Transcribe all the entries word for word, but omit the images.

===== Given records =====

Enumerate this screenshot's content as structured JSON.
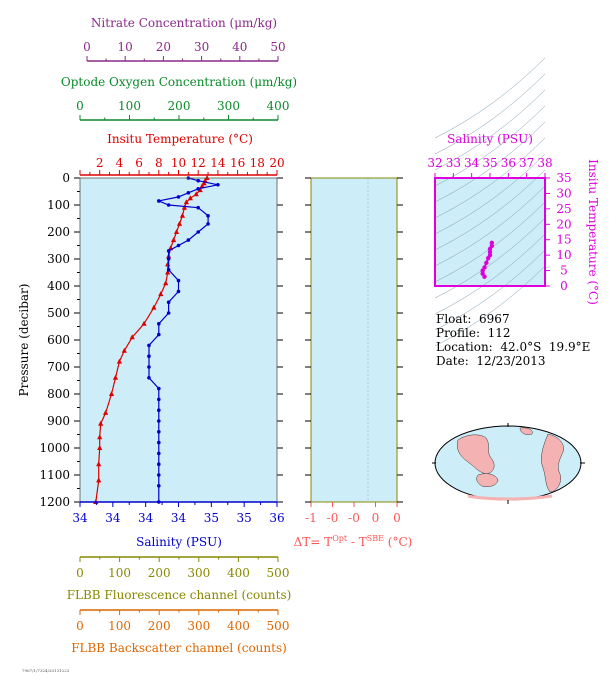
{
  "axes": {
    "nitrate": {
      "label": "Nitrate Concentration (μm/kg)",
      "ticks": [
        "0",
        "10",
        "20",
        "30",
        "40",
        "50"
      ],
      "range": [
        0,
        50
      ],
      "color": "#8a2a8a"
    },
    "oxygen": {
      "label": "Optode Oxygen Concentration (μm/kg)",
      "ticks": [
        "0",
        "100",
        "200",
        "300",
        "400"
      ],
      "range": [
        0,
        400
      ],
      "color": "#0a8a2a"
    },
    "temperature": {
      "label": "Insitu Temperature (°C)",
      "ticks": [
        "2",
        "4",
        "6",
        "8",
        "10",
        "12",
        "14",
        "16",
        "18",
        "20"
      ],
      "range": [
        0,
        20
      ],
      "color": "#dd0000"
    },
    "pressure": {
      "label": "Pressure (decibar)",
      "ticks": [
        "0",
        "100",
        "200",
        "300",
        "400",
        "500",
        "600",
        "700",
        "800",
        "900",
        "1000",
        "1100",
        "1200"
      ],
      "range": [
        0,
        1200
      ],
      "color": "#000000"
    },
    "salinity": {
      "label": "Salinity (PSU)",
      "ticks": [
        "34",
        "34",
        "34",
        "34",
        "35",
        "35",
        "36"
      ],
      "range": [
        33.9,
        35.9
      ],
      "color": "#0000cc"
    },
    "delta_t": {
      "label_prefix": "ΔT= T",
      "sup1": "Opt",
      "mid": " - T",
      "sup2": "SBE",
      "suffix": " (°C)",
      "ticks": [
        "-1",
        "-0",
        "-0",
        "0",
        "0"
      ],
      "color": "#ff5555"
    },
    "fluorescence": {
      "label": "FLBB Fluorescence channel (counts)",
      "ticks": [
        "0",
        "100",
        "200",
        "300",
        "400",
        "500"
      ],
      "color": "#888800"
    },
    "backscatter": {
      "label": "FLBB Backscatter channel (counts)",
      "ticks": [
        "0",
        "100",
        "200",
        "300",
        "400",
        "500"
      ],
      "color": "#dd6600"
    }
  },
  "ts_diagram": {
    "title": "Salinity (PSU)",
    "x_ticks": [
      "32",
      "33",
      "34",
      "35",
      "36",
      "37",
      "38"
    ],
    "y_ticks": [
      "0",
      "5",
      "10",
      "15",
      "20",
      "25",
      "30",
      "35"
    ],
    "ylabel": "Insitu Temperature (°C)",
    "xrange": [
      32,
      38
    ],
    "yrange": [
      0,
      35
    ],
    "color": "#dd00dd"
  },
  "float_info": {
    "float": "Float:  6967",
    "profile": "Profile:  112",
    "location": "Location:  42.0°S  19.9°E",
    "date": "Date:  12/23/2013"
  },
  "footer_text": "7967/1/7324/20131223",
  "colors": {
    "plot_bg": "#cdeef8",
    "temperature": "#dd0000",
    "salinity": "#0000cc",
    "ts": "#dd00dd"
  },
  "chart_data": {
    "type": "line",
    "y_axis": "pressure_decibar",
    "series": [
      {
        "name": "Insitu Temperature",
        "x_units": "°C",
        "points": [
          [
            12.9,
            0
          ],
          [
            12.7,
            10
          ],
          [
            12.6,
            20
          ],
          [
            12.4,
            30
          ],
          [
            12.2,
            45
          ],
          [
            11.8,
            60
          ],
          [
            11.2,
            75
          ],
          [
            10.8,
            90
          ],
          [
            10.6,
            110
          ],
          [
            10.4,
            140
          ],
          [
            10.1,
            170
          ],
          [
            9.8,
            200
          ],
          [
            9.5,
            230
          ],
          [
            9.2,
            260
          ],
          [
            9.0,
            290
          ],
          [
            8.9,
            320
          ],
          [
            8.9,
            350
          ],
          [
            8.7,
            390
          ],
          [
            8.2,
            430
          ],
          [
            7.5,
            480
          ],
          [
            6.5,
            540
          ],
          [
            5.3,
            590
          ],
          [
            4.5,
            640
          ],
          [
            4.0,
            680
          ],
          [
            3.6,
            740
          ],
          [
            3.2,
            800
          ],
          [
            2.6,
            870
          ],
          [
            2.1,
            910
          ],
          [
            2.0,
            960
          ],
          [
            2.0,
            1000
          ],
          [
            1.9,
            1060
          ],
          [
            1.9,
            1120
          ],
          [
            1.6,
            1200
          ]
        ]
      },
      {
        "name": "Salinity",
        "x_units": "PSU",
        "points": [
          [
            35.0,
            0
          ],
          [
            35.1,
            10
          ],
          [
            35.3,
            25
          ],
          [
            35.1,
            40
          ],
          [
            35.0,
            55
          ],
          [
            34.9,
            70
          ],
          [
            34.7,
            85
          ],
          [
            34.8,
            100
          ],
          [
            35.1,
            110
          ],
          [
            35.2,
            140
          ],
          [
            35.2,
            170
          ],
          [
            35.1,
            200
          ],
          [
            35.0,
            230
          ],
          [
            34.9,
            250
          ],
          [
            34.8,
            270
          ],
          [
            34.8,
            300
          ],
          [
            34.8,
            340
          ],
          [
            34.9,
            380
          ],
          [
            34.9,
            420
          ],
          [
            34.8,
            460
          ],
          [
            34.8,
            500
          ],
          [
            34.7,
            540
          ],
          [
            34.7,
            580
          ],
          [
            34.6,
            620
          ],
          [
            34.6,
            660
          ],
          [
            34.6,
            700
          ],
          [
            34.6,
            740
          ],
          [
            34.7,
            780
          ],
          [
            34.7,
            820
          ],
          [
            34.7,
            860
          ],
          [
            34.7,
            900
          ],
          [
            34.7,
            940
          ],
          [
            34.7,
            980
          ],
          [
            34.7,
            1020
          ],
          [
            34.7,
            1060
          ],
          [
            34.7,
            1100
          ],
          [
            34.7,
            1140
          ],
          [
            34.7,
            1200
          ]
        ]
      },
      {
        "name": "T-S",
        "x_units": "PSU",
        "y_units": "°C",
        "points": [
          [
            34.7,
            3.0
          ],
          [
            34.6,
            4.0
          ],
          [
            34.6,
            5.0
          ],
          [
            34.7,
            6.0
          ],
          [
            34.8,
            7.5
          ],
          [
            34.9,
            9.0
          ],
          [
            35.0,
            10.0
          ],
          [
            35.0,
            11.0
          ],
          [
            35.0,
            12.0
          ],
          [
            35.1,
            13.0
          ],
          [
            35.1,
            14.0
          ]
        ]
      }
    ]
  }
}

=====

### Response to the task
Enumerate this screenshot's content as structured JSON.
{
  "axes": {
    "nitrate": {
      "label": "Nitrate Concentration (μm/kg)",
      "ticks": [
        "0",
        "10",
        "20",
        "30",
        "40",
        "50"
      ],
      "range": [
        0,
        50
      ],
      "color": "#8a2a8a"
    },
    "oxygen": {
      "label": "Optode Oxygen Concentration (μm/kg)",
      "ticks": [
        "0",
        "100",
        "200",
        "300",
        "400"
      ],
      "range": [
        0,
        400
      ],
      "color": "#0a8a2a"
    },
    "temperature": {
      "label": "Insitu Temperature (°C)",
      "ticks": [
        "2",
        "4",
        "6",
        "8",
        "10",
        "12",
        "14",
        "16",
        "18",
        "20"
      ],
      "range": [
        0,
        20
      ],
      "color": "#dd0000"
    },
    "pressure": {
      "label": "Pressure (decibar)",
      "ticks": [
        "0",
        "100",
        "200",
        "300",
        "400",
        "500",
        "600",
        "700",
        "800",
        "900",
        "1000",
        "1100",
        "1200"
      ],
      "range": [
        0,
        1200
      ],
      "color": "#000000"
    },
    "salinity": {
      "label": "Salinity (PSU)",
      "ticks": [
        "34",
        "34",
        "34",
        "34",
        "35",
        "35",
        "36"
      ],
      "range": [
        33.9,
        35.9
      ],
      "color": "#0000cc"
    },
    "delta_t": {
      "label_prefix": "ΔT= T",
      "sup1": "Opt",
      "mid": " - T",
      "sup2": "SBE",
      "suffix": " (°C)",
      "ticks": [
        "-1",
        "-0",
        "-0",
        "0",
        "0"
      ],
      "color": "#ff5555"
    },
    "fluorescence": {
      "label": "FLBB Fluorescence channel (counts)",
      "ticks": [
        "0",
        "100",
        "200",
        "300",
        "400",
        "500"
      ],
      "color": "#888800"
    },
    "backscatter": {
      "label": "FLBB Backscatter channel (counts)",
      "ticks": [
        "0",
        "100",
        "200",
        "300",
        "400",
        "500"
      ],
      "color": "#dd6600"
    }
  },
  "ts_diagram": {
    "title": "Salinity (PSU)",
    "x_ticks": [
      "32",
      "33",
      "34",
      "35",
      "36",
      "37",
      "38"
    ],
    "y_ticks": [
      "0",
      "5",
      "10",
      "15",
      "20",
      "25",
      "30",
      "35"
    ],
    "ylabel": "Insitu Temperature (°C)",
    "xrange": [
      32,
      38
    ],
    "yrange": [
      0,
      35
    ],
    "color": "#dd00dd"
  },
  "float_info": {
    "float": "Float:  6967",
    "profile": "Profile:  112",
    "location": "Location:  42.0°S  19.9°E",
    "date": "Date:  12/23/2013"
  },
  "footer_text": "7967/1/7324/20131223",
  "colors": {
    "plot_bg": "#cdeef8",
    "temperature": "#dd0000",
    "salinity": "#0000cc",
    "ts": "#dd00dd"
  },
  "chart_data": {
    "type": "line",
    "y_axis": "pressure_decibar",
    "series": [
      {
        "name": "Insitu Temperature",
        "x_units": "°C",
        "points": [
          [
            12.9,
            0
          ],
          [
            12.7,
            10
          ],
          [
            12.6,
            20
          ],
          [
            12.4,
            30
          ],
          [
            12.2,
            45
          ],
          [
            11.8,
            60
          ],
          [
            11.2,
            75
          ],
          [
            10.8,
            90
          ],
          [
            10.6,
            110
          ],
          [
            10.4,
            140
          ],
          [
            10.1,
            170
          ],
          [
            9.8,
            200
          ],
          [
            9.5,
            230
          ],
          [
            9.2,
            260
          ],
          [
            9.0,
            290
          ],
          [
            8.9,
            320
          ],
          [
            8.9,
            350
          ],
          [
            8.7,
            390
          ],
          [
            8.2,
            430
          ],
          [
            7.5,
            480
          ],
          [
            6.5,
            540
          ],
          [
            5.3,
            590
          ],
          [
            4.5,
            640
          ],
          [
            4.0,
            680
          ],
          [
            3.6,
            740
          ],
          [
            3.2,
            800
          ],
          [
            2.6,
            870
          ],
          [
            2.1,
            910
          ],
          [
            2.0,
            960
          ],
          [
            2.0,
            1000
          ],
          [
            1.9,
            1060
          ],
          [
            1.9,
            1120
          ],
          [
            1.6,
            1200
          ]
        ]
      },
      {
        "name": "Salinity",
        "x_units": "PSU",
        "points": [
          [
            35.0,
            0
          ],
          [
            35.1,
            10
          ],
          [
            35.3,
            25
          ],
          [
            35.1,
            40
          ],
          [
            35.0,
            55
          ],
          [
            34.9,
            70
          ],
          [
            34.7,
            85
          ],
          [
            34.8,
            100
          ],
          [
            35.1,
            110
          ],
          [
            35.2,
            140
          ],
          [
            35.2,
            170
          ],
          [
            35.1,
            200
          ],
          [
            35.0,
            230
          ],
          [
            34.9,
            250
          ],
          [
            34.8,
            270
          ],
          [
            34.8,
            300
          ],
          [
            34.8,
            340
          ],
          [
            34.9,
            380
          ],
          [
            34.9,
            420
          ],
          [
            34.8,
            460
          ],
          [
            34.8,
            500
          ],
          [
            34.7,
            540
          ],
          [
            34.7,
            580
          ],
          [
            34.6,
            620
          ],
          [
            34.6,
            660
          ],
          [
            34.6,
            700
          ],
          [
            34.6,
            740
          ],
          [
            34.7,
            780
          ],
          [
            34.7,
            820
          ],
          [
            34.7,
            860
          ],
          [
            34.7,
            900
          ],
          [
            34.7,
            940
          ],
          [
            34.7,
            980
          ],
          [
            34.7,
            1020
          ],
          [
            34.7,
            1060
          ],
          [
            34.7,
            1100
          ],
          [
            34.7,
            1140
          ],
          [
            34.7,
            1200
          ]
        ]
      },
      {
        "name": "T-S",
        "x_units": "PSU",
        "y_units": "°C",
        "points": [
          [
            34.7,
            3.0
          ],
          [
            34.6,
            4.0
          ],
          [
            34.6,
            5.0
          ],
          [
            34.7,
            6.0
          ],
          [
            34.8,
            7.5
          ],
          [
            34.9,
            9.0
          ],
          [
            35.0,
            10.0
          ],
          [
            35.0,
            11.0
          ],
          [
            35.0,
            12.0
          ],
          [
            35.1,
            13.0
          ],
          [
            35.1,
            14.0
          ]
        ]
      }
    ]
  }
}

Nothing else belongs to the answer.